Steinwürfe gegen Gewehrsalven

Den Italienern ging es vor allem darum, in das Werk einzudringen, um es zu verwüsten und diejenigen zu bestrafen, die ihre Arbeit verrichteten. Rasend vor Wut, rüttelten sie am geschlossenen Tor. Die Ordnungsmacht versuchte, das Tor freizumachen und die Streikenden zurückzudrängen. Um 12.10 Uhr ertönte die Alarmsirene, der sogenannte „Bier“. Die Hüttenfeuerwehr eilte zum Eingang. Sie sollte mit einem Wasserstrahl die Streikenden vom Tor vertreiben. Diese schrien: „Wenn ihr mit eurem ‚aqua‘ kommt, werden wir alles kurz und klein schlagen!“ Der erste Wasserstrahl hatte einen massiven Steinregen vonseiten der Streikenden zur Folge. Der Lanzenführer warf den Schlauch von sich und brachte sich in Sicherheit, ebenso wie der Bürgermeister, die Gendarmen und die Polizei.

Ein Italiener schwang sich mit einem Messer im Mund und einer Pistole in der Hand über das Tor und öffnete es von innen. Die Menge drängte hinein und die Ordnungsmacht musste sich bis zu den Hochöfen zurückziehen. Sie wurde massiv von den Streikenden bedrängt. In dieser gefährlichen Situation schrie der Bürgermeister, laut Bericht der Gendarmerie: „Alles kann nichts nutzen, schießt, denn es ist nicht mehr anders möglich.“ Eine Salve krachte und ein Italiener fiel tot um. Er wurde von den Kameraden weggeschleppt. Jetzt begann ein grauenvolles drei- bis fünfminütiges Gemetzel. Steinwürfe wurden mit Gewehrsalven beantwortet. Weitere Arbeiter wurden getroffen und von ihren Kameraden weggebracht.

Die Straße war inzwischen gefüllt mit Schaulustigen. Es war Mittag und die Frauen und Kinder der Arbeiter brachten das Mittagessen wie jeden Tag. Die Italiener hinderten sie jedoch daran, ergriffen die Essenskörbe und warfen den Inhalt auf die Straße. Doch die Frauen, nicht faul, schlugen den Italienern die Essensgefäße um die Ohren. Es gab dabei etliche Beulen und Blutergüsse.

Tote und Verletzte

Der 13-jährige Schmit wurde in dem Gerangel plötzlich hinterrücks von einer Kugel getroffen und starb noch am Tatort. Nun setzte ein regelrechtes Steinbombardement auf Portal, Laboratorium und Arbeitergebäude ein. Das dauerte ungefähr zehn Minuten. Sämtliche Fensterscheiben gingen zu Bruch und die getroffene Uhr in einem Büro blieb bei 12.20 Uhr stehen. Die Zahl der Verletzten wuchs. Neben etlichen Gendarmen war auch der erste Bürger der Stadt von einem Stein getroffen worden. Es gab aber auch Tote: Jakob Rapedius, 27 Jahre alt, aus Schiffweiler und Walter Schmidt, 13 Jahre, aus Dortmund, verloren ihr Leben.
⁂
◆ **Aufgabenstellung**: Schreibe die Passage des Textauszugs von „Steinwürfe gegen Gewehrsalven“ bis „und die Polizei.“ erneut ab und ersetze dabei „Tor“ durch „Werkstor“. Die Daten werden zur Bearbeitung nicht benötigt.

◆ **Quellenauszug**:
⁂
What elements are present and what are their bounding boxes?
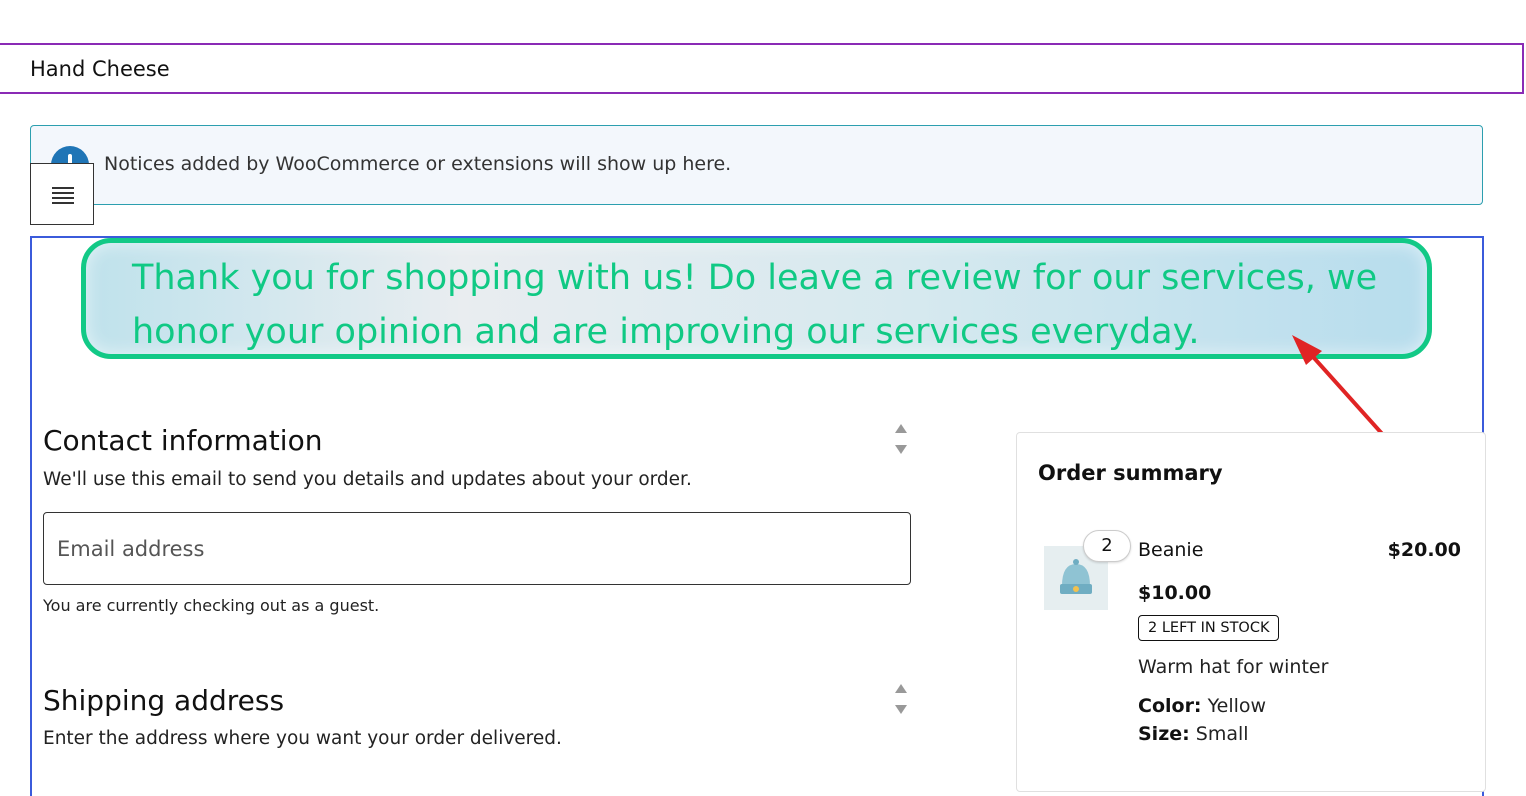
⁂
◆ **Endgültige Antwort**:
Steinwürfe gegen Gewehrsalven

Den Italienern ging es vor allem darum, in das Werk einzudringen, um es zu verwüsten und diejenigen zu bestrafen, die ihre Arbeit verrichteten. Rasend vor Wut, rüttelten sie am geschlossenen Werkstor. Die Ordnungsmacht versuchte, das Werkstor freizumachen und die Streikenden zurückzudrängen. Um 12.10 Uhr ertönte die Alarmsirene, der sogenannte „Bier“. Die Hüttenfeuerwehr eilte zum Eingang. Sie sollte mit einem Wasserstrahl die Streikenden vom Werkstor vertreiben. Diese schrien: „Wenn ihr mit eurem ‚aqua‘ kommt, werden wir alles kurz und klein schlagen!“ Der erste Wasserstrahl hatte einen massiven Steinregen vonseiten der Streikenden zur Folge. Der Lanzenführer warf den Schlauch von sich und brachte sich in Sicherheit, ebenso wie der Bürgermeister, die Gendarmen und die Polizei.